Given request. Locate all lines in the data below that hold "value" and show them.

Data section.
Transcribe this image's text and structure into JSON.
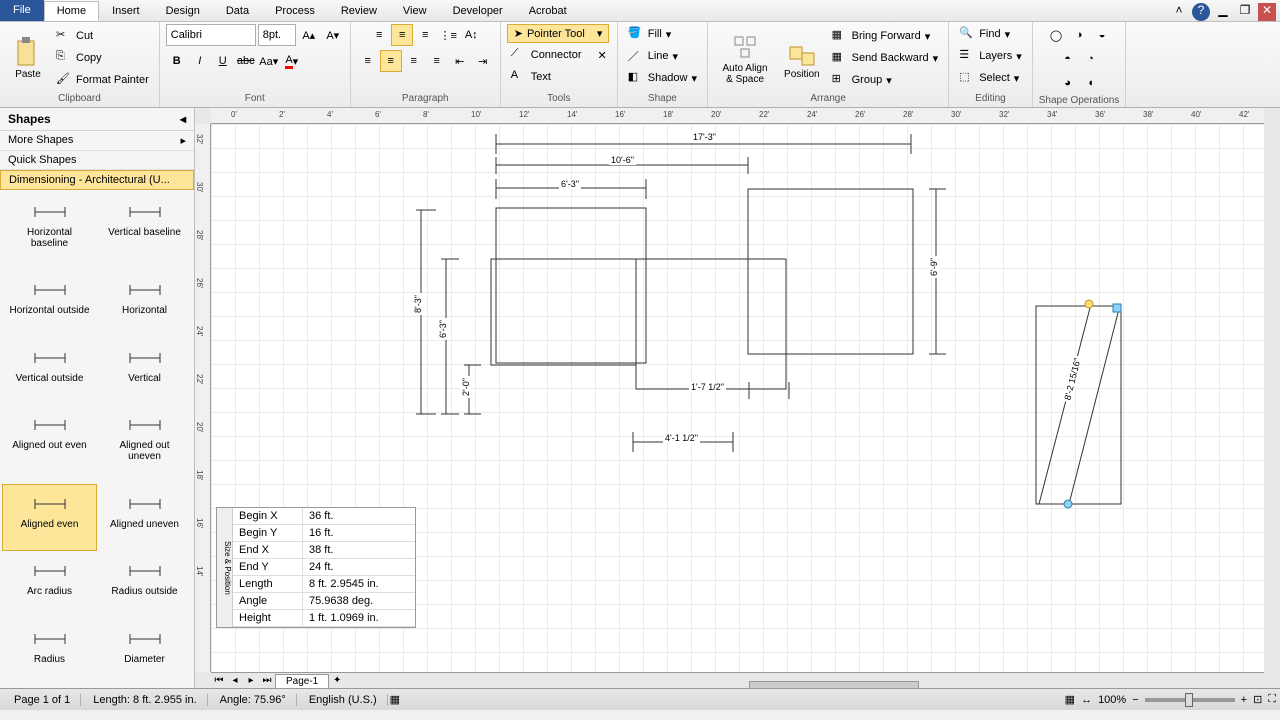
{
  "tabs": {
    "file": "File",
    "home": "Home",
    "insert": "Insert",
    "design": "Design",
    "data": "Data",
    "process": "Process",
    "review": "Review",
    "view": "View",
    "developer": "Developer",
    "acrobat": "Acrobat"
  },
  "ribbon": {
    "clipboard": {
      "label": "Clipboard",
      "paste": "Paste",
      "cut": "Cut",
      "copy": "Copy",
      "format_painter": "Format Painter"
    },
    "font": {
      "label": "Font",
      "family": "Calibri",
      "size": "8pt."
    },
    "paragraph": {
      "label": "Paragraph"
    },
    "tools": {
      "label": "Tools",
      "pointer": "Pointer Tool",
      "connector": "Connector",
      "text": "Text"
    },
    "shape": {
      "label": "Shape",
      "fill": "Fill",
      "line": "Line",
      "shadow": "Shadow"
    },
    "arrange": {
      "label": "Arrange",
      "auto_align": "Auto Align & Space",
      "position": "Position",
      "bring_forward": "Bring Forward",
      "send_backward": "Send Backward",
      "group": "Group"
    },
    "editing": {
      "label": "Editing",
      "find": "Find",
      "layers": "Layers",
      "select": "Select"
    },
    "shape_ops": {
      "label": "Shape Operations"
    }
  },
  "shapes_panel": {
    "title": "Shapes",
    "more_shapes": "More Shapes",
    "quick_shapes": "Quick Shapes",
    "stencil": "Dimensioning - Architectural (U...",
    "items": [
      "Horizontal baseline",
      "Vertical baseline",
      "Horizontal outside",
      "Horizontal",
      "Vertical outside",
      "Vertical",
      "Aligned out even",
      "Aligned out uneven",
      "Aligned even",
      "Aligned uneven",
      "Arc radius",
      "Radius outside",
      "Radius",
      "Diameter"
    ],
    "selected_index": 8
  },
  "drawing": {
    "dims": {
      "d1": "17'-3\"",
      "d2": "10'-6\"",
      "d3": "6'-3\"",
      "d4": "8'-3\"",
      "d5": "6'-3\"",
      "d6": "2'-0\"",
      "d7": "1'-7 1/2\"",
      "d8": "4'-1 1/2\"",
      "d9": "6'-9\"",
      "d10": "8'-2 15/16\""
    }
  },
  "size_position": {
    "title": "Size & Position",
    "rows": [
      {
        "label": "Begin X",
        "value": "36 ft."
      },
      {
        "label": "Begin Y",
        "value": "16 ft."
      },
      {
        "label": "End X",
        "value": "38 ft."
      },
      {
        "label": "End Y",
        "value": "24 ft."
      },
      {
        "label": "Length",
        "value": "8 ft. 2.9545 in."
      },
      {
        "label": "Angle",
        "value": "75.9638 deg."
      },
      {
        "label": "Height",
        "value": "1 ft. 1.0969 in."
      }
    ]
  },
  "page_tabs": {
    "page1": "Page-1"
  },
  "status": {
    "page": "Page 1 of 1",
    "length": "Length: 8 ft. 2.955 in.",
    "angle": "Angle: 75.96°",
    "lang": "English (U.S.)",
    "zoom": "100%"
  },
  "ruler_h": [
    "0'",
    "2'",
    "4'",
    "6'",
    "8'",
    "10'",
    "12'",
    "14'",
    "16'",
    "18'",
    "20'",
    "22'",
    "24'",
    "26'",
    "28'",
    "30'",
    "32'",
    "34'",
    "36'",
    "38'",
    "40'",
    "42'"
  ],
  "ruler_v": [
    "32'",
    "30'",
    "28'",
    "26'",
    "24'",
    "22'",
    "20'",
    "18'",
    "16'",
    "14'"
  ]
}
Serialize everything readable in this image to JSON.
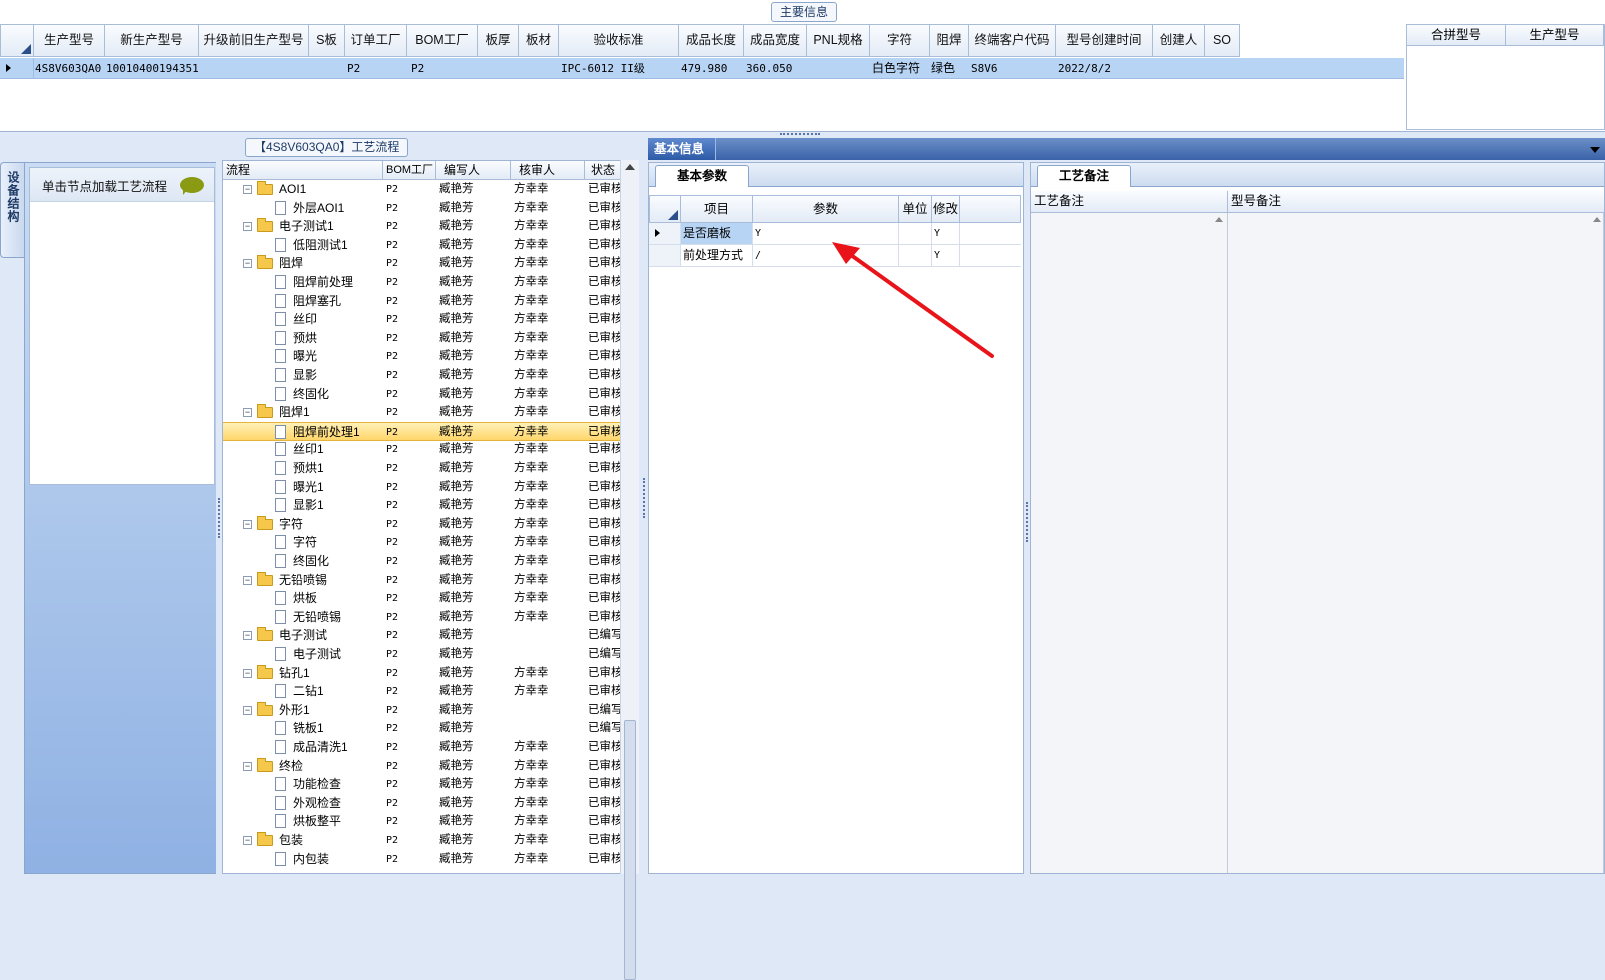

Finished exercise.
        "value": "36 ft."
        "value": "16 ft."
        "value": "38 ft."
        "value": "24 ft."
        "value": "8 ft. 2.9545 in."
        "value": "75.9638 deg."
        "value": "1 ft. 1.0969 in."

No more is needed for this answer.